* start Source records *

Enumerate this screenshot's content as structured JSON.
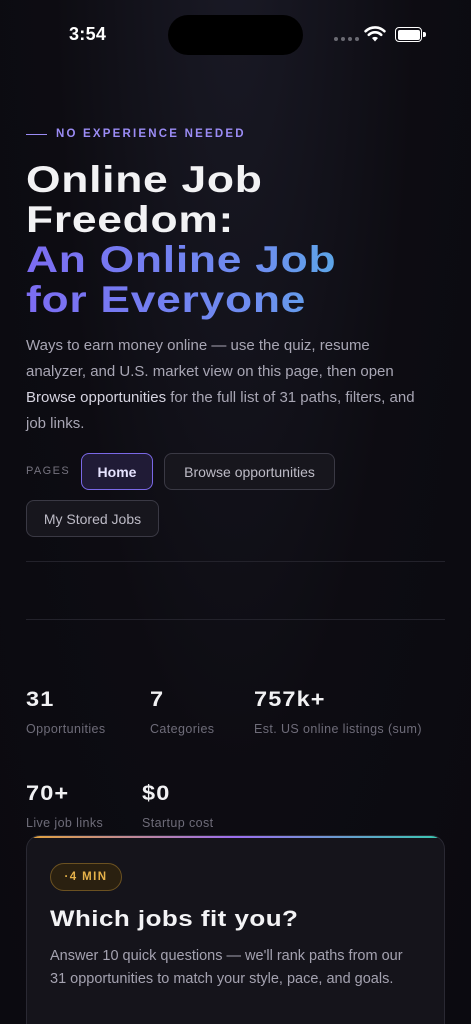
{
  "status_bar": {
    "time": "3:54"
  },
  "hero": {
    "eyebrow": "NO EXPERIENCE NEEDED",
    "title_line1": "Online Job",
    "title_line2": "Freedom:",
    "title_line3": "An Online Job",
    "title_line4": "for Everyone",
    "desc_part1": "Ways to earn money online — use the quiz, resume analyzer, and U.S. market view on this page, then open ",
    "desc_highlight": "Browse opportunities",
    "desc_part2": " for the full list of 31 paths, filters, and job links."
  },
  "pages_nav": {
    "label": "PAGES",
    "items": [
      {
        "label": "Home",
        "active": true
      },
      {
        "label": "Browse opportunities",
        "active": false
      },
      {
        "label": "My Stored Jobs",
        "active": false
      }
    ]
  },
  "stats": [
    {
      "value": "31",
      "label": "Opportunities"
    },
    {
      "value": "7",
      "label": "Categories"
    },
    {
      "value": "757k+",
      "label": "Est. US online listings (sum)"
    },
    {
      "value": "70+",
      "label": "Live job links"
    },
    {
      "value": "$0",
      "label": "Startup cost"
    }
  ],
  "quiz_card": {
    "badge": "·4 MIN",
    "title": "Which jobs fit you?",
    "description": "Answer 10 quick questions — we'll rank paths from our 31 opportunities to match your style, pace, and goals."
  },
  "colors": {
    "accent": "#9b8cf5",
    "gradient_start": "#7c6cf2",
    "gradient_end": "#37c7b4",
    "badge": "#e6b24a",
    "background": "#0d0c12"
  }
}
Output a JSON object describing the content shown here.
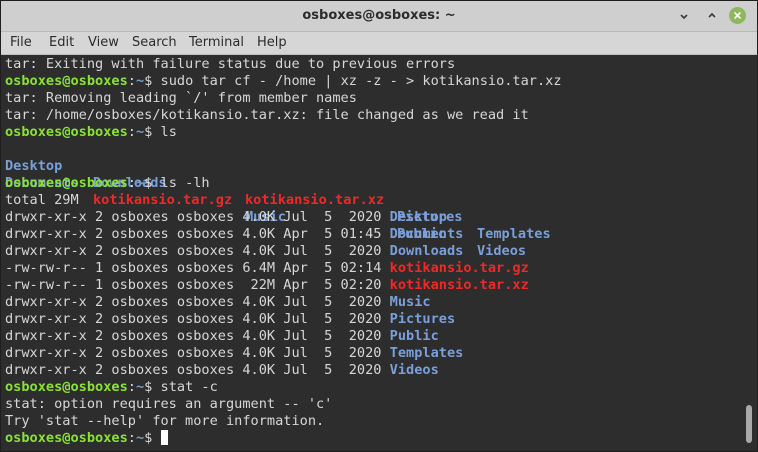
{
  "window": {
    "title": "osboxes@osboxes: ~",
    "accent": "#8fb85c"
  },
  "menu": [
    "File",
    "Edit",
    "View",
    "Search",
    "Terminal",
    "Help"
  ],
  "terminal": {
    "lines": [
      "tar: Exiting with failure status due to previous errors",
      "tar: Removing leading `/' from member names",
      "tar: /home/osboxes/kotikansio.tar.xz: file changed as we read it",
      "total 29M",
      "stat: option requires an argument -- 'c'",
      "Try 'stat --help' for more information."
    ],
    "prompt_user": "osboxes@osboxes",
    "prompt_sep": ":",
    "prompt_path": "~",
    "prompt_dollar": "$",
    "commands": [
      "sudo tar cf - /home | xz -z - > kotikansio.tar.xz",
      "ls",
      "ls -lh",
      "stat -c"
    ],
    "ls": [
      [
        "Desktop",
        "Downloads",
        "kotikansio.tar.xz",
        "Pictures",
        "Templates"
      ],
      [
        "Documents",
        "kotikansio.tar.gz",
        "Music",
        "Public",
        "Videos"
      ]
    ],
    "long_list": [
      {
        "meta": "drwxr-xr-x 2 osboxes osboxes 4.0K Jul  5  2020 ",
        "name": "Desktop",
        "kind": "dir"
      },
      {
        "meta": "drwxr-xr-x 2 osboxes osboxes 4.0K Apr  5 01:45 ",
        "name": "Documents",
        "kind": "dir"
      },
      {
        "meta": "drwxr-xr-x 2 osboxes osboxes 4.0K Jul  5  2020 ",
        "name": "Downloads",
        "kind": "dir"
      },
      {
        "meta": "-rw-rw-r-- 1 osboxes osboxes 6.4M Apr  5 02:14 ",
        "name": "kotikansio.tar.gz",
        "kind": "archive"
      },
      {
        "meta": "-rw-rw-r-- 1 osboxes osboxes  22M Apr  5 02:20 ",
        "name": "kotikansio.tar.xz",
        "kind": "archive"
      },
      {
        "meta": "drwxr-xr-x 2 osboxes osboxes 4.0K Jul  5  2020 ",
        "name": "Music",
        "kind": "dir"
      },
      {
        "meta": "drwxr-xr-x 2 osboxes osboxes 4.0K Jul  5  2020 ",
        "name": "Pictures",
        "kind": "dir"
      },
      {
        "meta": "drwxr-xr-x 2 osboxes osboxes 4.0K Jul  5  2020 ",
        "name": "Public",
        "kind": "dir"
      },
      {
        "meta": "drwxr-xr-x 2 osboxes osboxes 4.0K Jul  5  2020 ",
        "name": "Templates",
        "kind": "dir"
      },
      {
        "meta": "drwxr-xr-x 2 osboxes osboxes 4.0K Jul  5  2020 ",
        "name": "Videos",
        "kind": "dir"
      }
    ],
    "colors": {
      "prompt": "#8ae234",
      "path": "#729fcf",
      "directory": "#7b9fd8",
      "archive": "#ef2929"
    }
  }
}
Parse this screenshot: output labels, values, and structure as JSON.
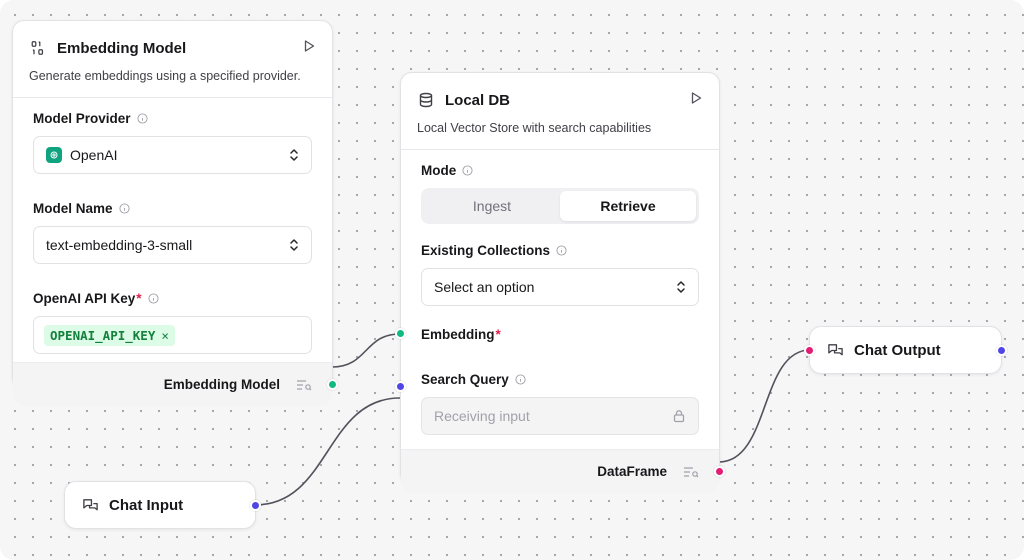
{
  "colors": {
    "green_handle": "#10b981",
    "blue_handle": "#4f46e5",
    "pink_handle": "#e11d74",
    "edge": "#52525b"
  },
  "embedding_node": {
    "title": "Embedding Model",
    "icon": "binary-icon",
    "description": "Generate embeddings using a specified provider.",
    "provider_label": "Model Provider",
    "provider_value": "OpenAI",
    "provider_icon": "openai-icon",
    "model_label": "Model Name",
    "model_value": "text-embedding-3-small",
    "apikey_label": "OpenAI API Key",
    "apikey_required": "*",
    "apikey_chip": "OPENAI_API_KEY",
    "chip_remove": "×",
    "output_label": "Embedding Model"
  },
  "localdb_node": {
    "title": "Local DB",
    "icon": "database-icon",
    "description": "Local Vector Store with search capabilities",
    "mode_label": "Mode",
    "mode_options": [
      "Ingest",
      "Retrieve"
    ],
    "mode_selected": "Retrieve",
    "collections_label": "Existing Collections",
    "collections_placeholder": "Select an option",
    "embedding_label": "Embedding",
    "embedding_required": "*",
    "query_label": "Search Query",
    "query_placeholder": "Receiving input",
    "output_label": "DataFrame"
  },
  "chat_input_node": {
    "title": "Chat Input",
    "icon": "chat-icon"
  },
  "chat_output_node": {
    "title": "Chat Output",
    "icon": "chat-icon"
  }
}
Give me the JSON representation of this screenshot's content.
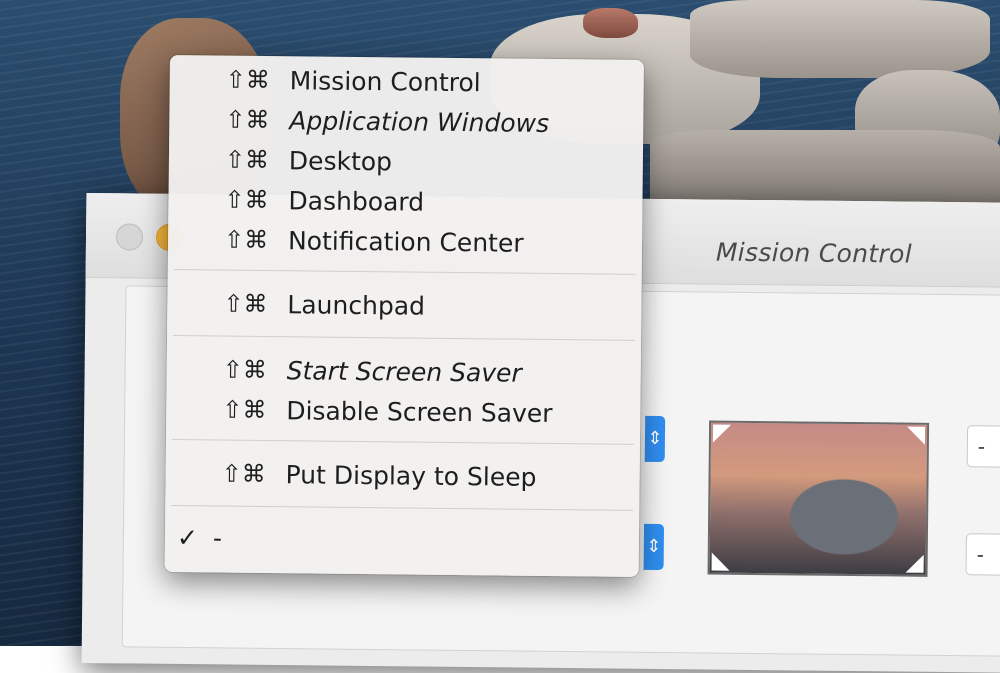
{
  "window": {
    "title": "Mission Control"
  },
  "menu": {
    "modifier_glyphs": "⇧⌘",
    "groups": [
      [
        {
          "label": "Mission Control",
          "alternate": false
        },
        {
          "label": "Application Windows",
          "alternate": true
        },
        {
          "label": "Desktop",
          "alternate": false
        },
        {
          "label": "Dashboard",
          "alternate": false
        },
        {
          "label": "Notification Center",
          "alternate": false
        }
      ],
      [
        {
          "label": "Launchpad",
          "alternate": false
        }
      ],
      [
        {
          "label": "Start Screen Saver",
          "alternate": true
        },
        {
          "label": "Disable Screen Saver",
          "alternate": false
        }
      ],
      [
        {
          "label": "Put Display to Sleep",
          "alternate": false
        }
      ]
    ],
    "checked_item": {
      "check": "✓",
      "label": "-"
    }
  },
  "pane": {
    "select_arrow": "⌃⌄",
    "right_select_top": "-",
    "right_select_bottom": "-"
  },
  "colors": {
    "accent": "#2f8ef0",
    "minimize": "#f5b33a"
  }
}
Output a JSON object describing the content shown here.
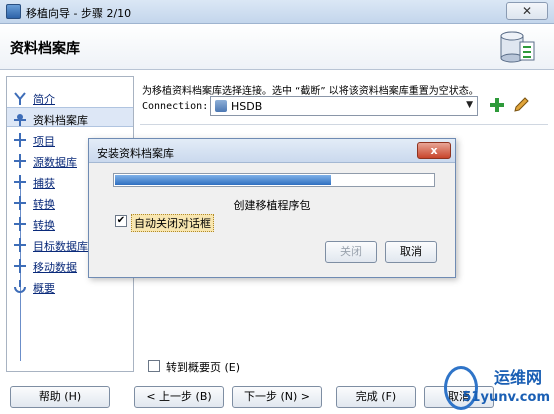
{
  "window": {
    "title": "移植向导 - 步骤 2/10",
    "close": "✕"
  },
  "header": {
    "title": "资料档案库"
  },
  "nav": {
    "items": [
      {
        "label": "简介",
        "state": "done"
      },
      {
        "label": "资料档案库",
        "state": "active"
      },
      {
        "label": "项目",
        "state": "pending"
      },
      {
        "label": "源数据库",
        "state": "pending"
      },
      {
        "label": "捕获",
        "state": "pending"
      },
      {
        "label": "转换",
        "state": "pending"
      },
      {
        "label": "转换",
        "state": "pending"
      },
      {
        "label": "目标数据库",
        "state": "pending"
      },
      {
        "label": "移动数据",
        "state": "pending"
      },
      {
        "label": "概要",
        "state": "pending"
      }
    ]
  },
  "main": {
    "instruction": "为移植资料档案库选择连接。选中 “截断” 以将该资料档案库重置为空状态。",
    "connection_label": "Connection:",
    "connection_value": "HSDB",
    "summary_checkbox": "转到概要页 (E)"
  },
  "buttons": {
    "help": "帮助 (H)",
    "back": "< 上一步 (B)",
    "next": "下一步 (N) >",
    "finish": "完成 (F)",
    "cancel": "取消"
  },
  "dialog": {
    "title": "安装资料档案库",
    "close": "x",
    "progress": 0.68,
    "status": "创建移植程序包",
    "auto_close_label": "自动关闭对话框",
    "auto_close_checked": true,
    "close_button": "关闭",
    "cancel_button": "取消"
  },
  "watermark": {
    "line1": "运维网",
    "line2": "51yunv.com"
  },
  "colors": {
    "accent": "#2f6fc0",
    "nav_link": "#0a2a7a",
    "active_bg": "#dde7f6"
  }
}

* end Source records *

What this task involves: Scan the records above for the string "kotikansio", then select every line that holds it.

Full answer:
      "tar: /home/osboxes/kotikansio.tar.xz: file changed as we read it",
      "sudo tar cf - /home | xz -z - > kotikansio.tar.xz",
        "kotikansio.tar.xz",
        "kotikansio.tar.gz",
        "name": "kotikansio.tar.gz",
        "name": "kotikansio.tar.xz",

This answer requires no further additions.